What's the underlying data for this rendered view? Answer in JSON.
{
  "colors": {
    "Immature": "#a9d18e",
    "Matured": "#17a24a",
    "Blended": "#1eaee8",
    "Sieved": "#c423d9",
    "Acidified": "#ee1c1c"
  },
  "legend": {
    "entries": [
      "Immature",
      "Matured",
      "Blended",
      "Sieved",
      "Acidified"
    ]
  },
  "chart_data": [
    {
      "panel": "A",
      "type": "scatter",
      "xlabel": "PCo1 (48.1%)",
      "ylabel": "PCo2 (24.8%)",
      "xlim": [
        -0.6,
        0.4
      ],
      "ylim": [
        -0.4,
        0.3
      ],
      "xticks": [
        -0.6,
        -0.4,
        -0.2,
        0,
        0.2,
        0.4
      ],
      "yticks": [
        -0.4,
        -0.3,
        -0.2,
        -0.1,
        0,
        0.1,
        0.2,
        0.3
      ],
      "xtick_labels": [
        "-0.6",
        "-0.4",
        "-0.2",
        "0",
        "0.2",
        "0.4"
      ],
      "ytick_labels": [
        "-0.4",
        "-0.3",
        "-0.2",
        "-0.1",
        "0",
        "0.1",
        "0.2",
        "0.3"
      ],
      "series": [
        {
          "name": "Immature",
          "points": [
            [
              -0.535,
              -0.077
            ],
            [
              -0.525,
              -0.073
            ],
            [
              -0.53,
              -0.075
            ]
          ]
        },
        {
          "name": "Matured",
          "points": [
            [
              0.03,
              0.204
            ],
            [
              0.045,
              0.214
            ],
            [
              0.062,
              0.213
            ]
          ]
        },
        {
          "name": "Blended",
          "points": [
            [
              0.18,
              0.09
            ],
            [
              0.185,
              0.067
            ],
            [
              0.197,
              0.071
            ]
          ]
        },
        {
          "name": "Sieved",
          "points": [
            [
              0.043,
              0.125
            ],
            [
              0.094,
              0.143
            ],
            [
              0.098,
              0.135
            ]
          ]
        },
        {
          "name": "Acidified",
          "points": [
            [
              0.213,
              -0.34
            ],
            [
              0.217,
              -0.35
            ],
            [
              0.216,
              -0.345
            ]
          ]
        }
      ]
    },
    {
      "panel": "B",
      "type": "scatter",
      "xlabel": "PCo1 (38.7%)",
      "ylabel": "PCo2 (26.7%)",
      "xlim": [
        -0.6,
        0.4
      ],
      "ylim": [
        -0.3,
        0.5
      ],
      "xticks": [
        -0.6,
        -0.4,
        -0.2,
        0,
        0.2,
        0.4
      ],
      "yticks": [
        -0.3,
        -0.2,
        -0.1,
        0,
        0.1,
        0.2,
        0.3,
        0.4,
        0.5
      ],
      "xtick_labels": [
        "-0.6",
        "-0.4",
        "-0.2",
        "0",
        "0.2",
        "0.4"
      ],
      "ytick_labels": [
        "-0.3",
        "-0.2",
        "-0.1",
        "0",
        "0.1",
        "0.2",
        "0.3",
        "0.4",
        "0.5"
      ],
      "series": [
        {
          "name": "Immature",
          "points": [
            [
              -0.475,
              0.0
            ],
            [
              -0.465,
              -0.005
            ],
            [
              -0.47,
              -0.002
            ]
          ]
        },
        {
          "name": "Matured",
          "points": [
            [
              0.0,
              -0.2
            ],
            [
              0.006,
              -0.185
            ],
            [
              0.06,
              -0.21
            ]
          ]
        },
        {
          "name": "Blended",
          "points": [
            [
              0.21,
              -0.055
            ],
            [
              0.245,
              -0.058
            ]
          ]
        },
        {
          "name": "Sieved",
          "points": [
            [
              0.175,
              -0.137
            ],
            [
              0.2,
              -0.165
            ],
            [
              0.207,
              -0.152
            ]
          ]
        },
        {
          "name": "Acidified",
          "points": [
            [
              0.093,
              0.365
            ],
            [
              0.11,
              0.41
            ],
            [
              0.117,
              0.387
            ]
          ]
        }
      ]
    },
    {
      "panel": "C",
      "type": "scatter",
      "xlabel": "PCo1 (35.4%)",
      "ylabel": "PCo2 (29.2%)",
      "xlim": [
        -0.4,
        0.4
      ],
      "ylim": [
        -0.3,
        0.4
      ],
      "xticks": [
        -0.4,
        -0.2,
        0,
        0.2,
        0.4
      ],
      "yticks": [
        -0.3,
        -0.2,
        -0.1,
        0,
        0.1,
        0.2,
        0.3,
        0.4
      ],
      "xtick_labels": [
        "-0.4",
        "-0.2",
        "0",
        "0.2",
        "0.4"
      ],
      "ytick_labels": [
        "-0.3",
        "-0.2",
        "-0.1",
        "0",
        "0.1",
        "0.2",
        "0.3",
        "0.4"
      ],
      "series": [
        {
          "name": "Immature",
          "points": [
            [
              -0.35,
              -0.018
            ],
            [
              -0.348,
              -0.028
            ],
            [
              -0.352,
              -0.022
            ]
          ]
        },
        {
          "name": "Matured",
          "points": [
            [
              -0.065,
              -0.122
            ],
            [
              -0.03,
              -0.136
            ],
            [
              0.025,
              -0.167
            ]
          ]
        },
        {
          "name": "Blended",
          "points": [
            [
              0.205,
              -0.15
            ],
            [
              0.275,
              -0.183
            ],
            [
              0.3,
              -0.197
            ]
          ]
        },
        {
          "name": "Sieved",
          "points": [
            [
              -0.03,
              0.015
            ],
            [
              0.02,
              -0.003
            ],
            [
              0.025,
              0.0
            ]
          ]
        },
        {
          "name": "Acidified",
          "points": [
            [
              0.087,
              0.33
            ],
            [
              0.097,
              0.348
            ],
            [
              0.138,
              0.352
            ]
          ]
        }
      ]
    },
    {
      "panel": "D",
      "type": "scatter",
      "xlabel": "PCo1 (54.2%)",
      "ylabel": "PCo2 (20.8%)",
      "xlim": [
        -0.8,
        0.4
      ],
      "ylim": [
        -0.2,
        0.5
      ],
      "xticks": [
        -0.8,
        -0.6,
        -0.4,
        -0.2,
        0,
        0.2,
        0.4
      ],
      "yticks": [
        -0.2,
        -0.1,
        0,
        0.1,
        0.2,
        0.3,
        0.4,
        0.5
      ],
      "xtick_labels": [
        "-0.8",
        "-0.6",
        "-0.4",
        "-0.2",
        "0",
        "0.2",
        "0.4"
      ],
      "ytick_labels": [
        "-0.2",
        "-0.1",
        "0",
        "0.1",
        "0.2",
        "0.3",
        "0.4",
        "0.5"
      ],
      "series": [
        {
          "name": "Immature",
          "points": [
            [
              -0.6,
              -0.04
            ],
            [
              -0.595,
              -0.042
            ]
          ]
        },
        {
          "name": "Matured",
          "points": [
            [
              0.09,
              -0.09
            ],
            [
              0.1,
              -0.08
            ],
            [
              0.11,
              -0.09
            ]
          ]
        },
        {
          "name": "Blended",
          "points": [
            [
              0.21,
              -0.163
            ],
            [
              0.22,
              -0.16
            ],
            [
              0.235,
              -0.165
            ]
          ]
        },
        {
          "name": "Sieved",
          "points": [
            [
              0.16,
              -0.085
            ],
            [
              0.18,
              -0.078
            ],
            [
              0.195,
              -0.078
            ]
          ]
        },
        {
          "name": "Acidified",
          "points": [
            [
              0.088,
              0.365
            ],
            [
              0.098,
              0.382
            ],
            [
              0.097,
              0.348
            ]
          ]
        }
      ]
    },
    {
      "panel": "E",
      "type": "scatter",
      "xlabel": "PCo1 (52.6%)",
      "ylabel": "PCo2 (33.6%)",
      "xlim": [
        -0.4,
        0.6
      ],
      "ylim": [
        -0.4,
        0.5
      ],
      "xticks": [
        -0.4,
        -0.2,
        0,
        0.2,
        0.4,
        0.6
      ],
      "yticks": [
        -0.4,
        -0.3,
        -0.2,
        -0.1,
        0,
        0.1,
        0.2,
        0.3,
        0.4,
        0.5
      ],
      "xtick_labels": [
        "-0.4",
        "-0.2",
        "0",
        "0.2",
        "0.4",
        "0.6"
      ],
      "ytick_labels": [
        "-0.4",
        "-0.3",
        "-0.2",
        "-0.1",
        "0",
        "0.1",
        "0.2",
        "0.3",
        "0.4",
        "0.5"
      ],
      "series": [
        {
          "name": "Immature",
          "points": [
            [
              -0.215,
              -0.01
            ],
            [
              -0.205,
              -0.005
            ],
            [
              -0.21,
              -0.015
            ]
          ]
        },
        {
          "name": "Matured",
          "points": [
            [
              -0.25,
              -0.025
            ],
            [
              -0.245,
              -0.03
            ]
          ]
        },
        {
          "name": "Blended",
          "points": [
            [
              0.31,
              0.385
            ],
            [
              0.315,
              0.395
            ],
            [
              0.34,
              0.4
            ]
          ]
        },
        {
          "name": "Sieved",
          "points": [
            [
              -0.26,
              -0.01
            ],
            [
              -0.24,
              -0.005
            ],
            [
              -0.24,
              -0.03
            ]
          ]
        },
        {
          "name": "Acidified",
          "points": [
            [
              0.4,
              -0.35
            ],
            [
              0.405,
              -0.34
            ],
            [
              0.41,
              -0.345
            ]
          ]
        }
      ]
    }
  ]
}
__________________________________________________
▶ _Work instructions_: Copy and report every line where the word "xlabel" is present.

▶ _Written solution_:
      "xlabel": "PCo1 (48.1%)",
      "xlabel": "PCo1 (38.7%)",
      "xlabel": "PCo1 (35.4%)",
      "xlabel": "PCo1 (54.2%)",
      "xlabel": "PCo1 (52.6%)",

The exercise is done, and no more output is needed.